--- START OF DATA LINES ---

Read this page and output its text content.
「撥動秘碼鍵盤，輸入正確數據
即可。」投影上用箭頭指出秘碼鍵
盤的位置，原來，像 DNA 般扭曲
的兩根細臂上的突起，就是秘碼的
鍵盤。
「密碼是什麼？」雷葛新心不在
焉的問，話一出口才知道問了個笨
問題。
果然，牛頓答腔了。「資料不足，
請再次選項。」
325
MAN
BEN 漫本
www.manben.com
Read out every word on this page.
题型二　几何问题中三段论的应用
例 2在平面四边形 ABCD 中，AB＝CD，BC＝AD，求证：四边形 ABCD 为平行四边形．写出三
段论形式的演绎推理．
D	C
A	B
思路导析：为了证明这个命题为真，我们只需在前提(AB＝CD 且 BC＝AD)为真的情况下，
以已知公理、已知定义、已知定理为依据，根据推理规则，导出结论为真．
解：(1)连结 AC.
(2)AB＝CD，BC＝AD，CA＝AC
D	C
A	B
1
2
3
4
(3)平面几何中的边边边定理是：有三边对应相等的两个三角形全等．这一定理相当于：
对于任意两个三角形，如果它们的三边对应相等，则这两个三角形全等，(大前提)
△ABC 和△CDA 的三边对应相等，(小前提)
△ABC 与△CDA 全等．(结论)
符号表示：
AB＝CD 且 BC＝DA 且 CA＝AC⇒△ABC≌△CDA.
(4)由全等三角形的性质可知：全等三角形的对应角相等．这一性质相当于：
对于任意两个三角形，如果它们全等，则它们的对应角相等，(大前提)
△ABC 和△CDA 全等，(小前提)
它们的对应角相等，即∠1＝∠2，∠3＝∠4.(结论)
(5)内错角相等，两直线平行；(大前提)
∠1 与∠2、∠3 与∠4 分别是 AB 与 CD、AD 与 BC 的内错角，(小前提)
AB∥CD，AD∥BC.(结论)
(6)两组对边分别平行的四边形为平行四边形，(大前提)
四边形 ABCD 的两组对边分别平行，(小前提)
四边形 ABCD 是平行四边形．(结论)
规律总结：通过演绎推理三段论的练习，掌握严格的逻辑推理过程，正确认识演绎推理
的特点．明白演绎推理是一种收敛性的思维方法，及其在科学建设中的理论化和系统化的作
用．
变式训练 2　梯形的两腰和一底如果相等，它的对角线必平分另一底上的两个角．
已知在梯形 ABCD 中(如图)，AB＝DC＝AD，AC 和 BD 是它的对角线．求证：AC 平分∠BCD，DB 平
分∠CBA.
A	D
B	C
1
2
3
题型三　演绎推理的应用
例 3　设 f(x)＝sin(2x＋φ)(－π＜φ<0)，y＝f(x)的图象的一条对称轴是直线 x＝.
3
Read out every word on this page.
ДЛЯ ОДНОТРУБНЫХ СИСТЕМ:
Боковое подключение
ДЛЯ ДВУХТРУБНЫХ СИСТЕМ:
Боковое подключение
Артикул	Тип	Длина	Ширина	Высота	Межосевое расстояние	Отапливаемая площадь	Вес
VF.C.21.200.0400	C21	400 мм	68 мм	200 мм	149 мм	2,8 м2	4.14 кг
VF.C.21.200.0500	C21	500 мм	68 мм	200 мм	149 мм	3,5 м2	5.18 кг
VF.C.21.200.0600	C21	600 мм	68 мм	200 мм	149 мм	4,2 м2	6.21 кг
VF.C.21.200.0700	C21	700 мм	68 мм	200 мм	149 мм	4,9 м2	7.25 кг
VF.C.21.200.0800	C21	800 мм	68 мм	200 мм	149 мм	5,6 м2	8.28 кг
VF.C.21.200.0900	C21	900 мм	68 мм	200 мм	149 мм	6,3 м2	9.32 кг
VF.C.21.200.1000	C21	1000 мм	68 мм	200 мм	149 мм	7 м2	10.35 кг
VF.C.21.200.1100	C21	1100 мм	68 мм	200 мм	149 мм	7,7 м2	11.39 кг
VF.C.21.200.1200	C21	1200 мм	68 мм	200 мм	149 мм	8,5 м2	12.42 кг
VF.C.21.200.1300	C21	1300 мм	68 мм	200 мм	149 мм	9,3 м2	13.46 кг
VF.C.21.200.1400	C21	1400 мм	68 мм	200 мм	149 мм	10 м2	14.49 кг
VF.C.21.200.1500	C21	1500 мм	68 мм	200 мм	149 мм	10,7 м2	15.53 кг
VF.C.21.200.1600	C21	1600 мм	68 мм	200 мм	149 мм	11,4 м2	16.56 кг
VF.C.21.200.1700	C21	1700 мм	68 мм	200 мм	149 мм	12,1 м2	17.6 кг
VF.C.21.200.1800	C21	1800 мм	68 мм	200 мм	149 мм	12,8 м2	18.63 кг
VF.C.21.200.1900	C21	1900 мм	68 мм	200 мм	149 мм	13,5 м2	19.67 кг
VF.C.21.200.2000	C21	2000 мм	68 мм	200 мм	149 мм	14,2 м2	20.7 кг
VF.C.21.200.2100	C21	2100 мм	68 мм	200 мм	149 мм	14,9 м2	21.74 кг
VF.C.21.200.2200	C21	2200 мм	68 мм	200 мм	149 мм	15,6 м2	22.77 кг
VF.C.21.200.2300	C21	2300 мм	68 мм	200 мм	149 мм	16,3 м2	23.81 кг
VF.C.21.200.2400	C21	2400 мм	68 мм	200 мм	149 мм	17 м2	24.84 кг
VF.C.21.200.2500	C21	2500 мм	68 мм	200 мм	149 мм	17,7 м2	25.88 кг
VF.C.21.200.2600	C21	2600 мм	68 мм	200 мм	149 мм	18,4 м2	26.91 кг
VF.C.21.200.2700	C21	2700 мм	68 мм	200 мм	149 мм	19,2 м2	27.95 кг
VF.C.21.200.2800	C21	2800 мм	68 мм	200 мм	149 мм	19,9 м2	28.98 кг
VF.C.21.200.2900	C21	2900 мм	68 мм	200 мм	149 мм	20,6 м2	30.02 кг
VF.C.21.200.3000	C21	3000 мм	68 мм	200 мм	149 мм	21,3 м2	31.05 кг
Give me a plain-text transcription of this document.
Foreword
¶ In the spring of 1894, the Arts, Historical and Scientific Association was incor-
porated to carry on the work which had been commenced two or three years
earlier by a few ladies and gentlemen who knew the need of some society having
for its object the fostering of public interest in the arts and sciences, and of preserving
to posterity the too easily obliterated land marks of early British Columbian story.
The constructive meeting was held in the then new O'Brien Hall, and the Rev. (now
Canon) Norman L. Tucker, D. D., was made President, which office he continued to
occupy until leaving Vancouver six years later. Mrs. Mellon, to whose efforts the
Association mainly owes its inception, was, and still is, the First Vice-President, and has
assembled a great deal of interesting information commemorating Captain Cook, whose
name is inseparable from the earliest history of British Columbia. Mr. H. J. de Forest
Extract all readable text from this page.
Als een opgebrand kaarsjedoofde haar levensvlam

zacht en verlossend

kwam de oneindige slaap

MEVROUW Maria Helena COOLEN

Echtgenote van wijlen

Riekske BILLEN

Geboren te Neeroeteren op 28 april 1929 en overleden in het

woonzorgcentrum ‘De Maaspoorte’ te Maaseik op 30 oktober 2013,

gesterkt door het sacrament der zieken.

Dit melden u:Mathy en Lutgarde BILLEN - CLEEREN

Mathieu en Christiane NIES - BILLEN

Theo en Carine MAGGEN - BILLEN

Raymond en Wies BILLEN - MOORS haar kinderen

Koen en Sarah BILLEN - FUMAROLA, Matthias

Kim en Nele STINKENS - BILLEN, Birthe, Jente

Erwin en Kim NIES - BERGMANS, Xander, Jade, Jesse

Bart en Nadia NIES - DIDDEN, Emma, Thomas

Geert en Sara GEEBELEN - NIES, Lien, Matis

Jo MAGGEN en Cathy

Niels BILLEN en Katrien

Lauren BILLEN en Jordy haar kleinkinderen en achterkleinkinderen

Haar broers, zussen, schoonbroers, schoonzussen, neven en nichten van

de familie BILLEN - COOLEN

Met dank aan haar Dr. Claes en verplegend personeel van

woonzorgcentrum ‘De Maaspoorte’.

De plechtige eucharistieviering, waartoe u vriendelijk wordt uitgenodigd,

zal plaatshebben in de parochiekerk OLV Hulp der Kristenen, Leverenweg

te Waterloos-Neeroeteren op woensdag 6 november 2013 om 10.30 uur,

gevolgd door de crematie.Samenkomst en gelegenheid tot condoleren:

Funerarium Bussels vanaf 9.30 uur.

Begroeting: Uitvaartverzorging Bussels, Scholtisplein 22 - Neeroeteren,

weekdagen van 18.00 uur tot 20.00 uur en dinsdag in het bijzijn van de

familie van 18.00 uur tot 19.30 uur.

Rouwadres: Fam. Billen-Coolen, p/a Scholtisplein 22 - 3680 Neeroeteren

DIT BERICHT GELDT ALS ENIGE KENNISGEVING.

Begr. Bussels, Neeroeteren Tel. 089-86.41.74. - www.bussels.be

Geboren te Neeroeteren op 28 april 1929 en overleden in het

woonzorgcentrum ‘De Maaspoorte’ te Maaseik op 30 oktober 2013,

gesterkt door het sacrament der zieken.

--- END OF DATA LINES ---

> **EXERCISE DESCRIPTION**
From the listing above, return each line with the word "President".

> **FULL RESPONSE**
Canon) Norman L. Tucker, D. D., was made President, which office he continued to
Association mainly owes its inception, was, and still is, the First Vice-President, and has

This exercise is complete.